— START —

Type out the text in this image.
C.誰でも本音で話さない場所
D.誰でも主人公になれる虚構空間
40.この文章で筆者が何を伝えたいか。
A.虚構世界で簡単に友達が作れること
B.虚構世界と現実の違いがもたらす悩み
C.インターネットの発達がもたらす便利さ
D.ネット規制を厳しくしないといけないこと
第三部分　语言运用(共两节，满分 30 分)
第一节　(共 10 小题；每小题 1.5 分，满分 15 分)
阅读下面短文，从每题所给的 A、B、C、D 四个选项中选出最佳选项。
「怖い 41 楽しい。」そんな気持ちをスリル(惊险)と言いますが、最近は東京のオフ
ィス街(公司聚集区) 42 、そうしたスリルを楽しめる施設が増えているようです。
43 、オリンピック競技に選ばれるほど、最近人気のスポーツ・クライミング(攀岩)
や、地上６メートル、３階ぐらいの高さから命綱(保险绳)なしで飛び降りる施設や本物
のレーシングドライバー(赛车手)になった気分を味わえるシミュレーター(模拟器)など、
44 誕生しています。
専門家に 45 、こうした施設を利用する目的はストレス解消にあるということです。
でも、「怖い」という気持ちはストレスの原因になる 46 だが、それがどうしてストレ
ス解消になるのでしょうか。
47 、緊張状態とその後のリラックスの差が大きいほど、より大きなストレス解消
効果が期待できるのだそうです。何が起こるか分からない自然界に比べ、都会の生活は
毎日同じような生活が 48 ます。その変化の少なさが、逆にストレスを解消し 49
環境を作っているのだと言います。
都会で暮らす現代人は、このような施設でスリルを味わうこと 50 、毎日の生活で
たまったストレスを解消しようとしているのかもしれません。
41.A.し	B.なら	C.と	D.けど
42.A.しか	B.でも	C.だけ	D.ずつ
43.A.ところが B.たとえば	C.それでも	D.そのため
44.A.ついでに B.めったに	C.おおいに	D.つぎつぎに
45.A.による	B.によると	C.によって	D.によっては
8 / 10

— END —

### Requirements
Produce a verbatim transcription of the entries above.

### Result for this task
Type out the text in this image.
C.誰でも本音で話さない場所
D.誰でも主人公になれる虚構空間
40.この文章で筆者が何を伝えたいか。
A.虚構世界で簡単に友達が作れること
B.虚構世界と現実の違いがもたらす悩み
C.インターネットの発達がもたらす便利さ
D.ネット規制を厳しくしないといけないこと
第三部分　语言运用(共两节，满分 30 分)
第一节　(共 10 小题；每小题 1.5 分，满分 15 分)
阅读下面短文，从每题所给的 A、B、C、D 四个选项中选出最佳选项。
「怖い 41 楽しい。」そんな気持ちをスリル(惊险)と言いますが、最近は東京のオフ
ィス街(公司聚集区) 42 、そうしたスリルを楽しめる施設が増えているようです。
43 、オリンピック競技に選ばれるほど、最近人気のスポーツ・クライミング(攀岩)
や、地上６メートル、３階ぐらいの高さから命綱(保险绳)なしで飛び降りる施設や本物
のレーシングドライバー(赛车手)になった気分を味わえるシミュレーター(模拟器)など、
44 誕生しています。
専門家に 45 、こうした施設を利用する目的はストレス解消にあるということです。
でも、「怖い」という気持ちはストレスの原因になる 46 だが、それがどうしてストレ
ス解消になるのでしょうか。
47 、緊張状態とその後のリラックスの差が大きいほど、より大きなストレス解消
効果が期待できるのだそうです。何が起こるか分からない自然界に比べ、都会の生活は
毎日同じような生活が 48 ます。その変化の少なさが、逆にストレスを解消し 49
環境を作っているのだと言います。
都会で暮らす現代人は、このような施設でスリルを味わうこと 50 、毎日の生活で
たまったストレスを解消しようとしているのかもしれません。
41.A.し	B.なら	C.と	D.けど
42.A.しか	B.でも	C.だけ	D.ずつ
43.A.ところが B.たとえば	C.それでも	D.そのため
44.A.ついでに B.めったに	C.おおいに	D.つぎつぎに
45.A.による	B.によると	C.によって	D.によっては
8 / 10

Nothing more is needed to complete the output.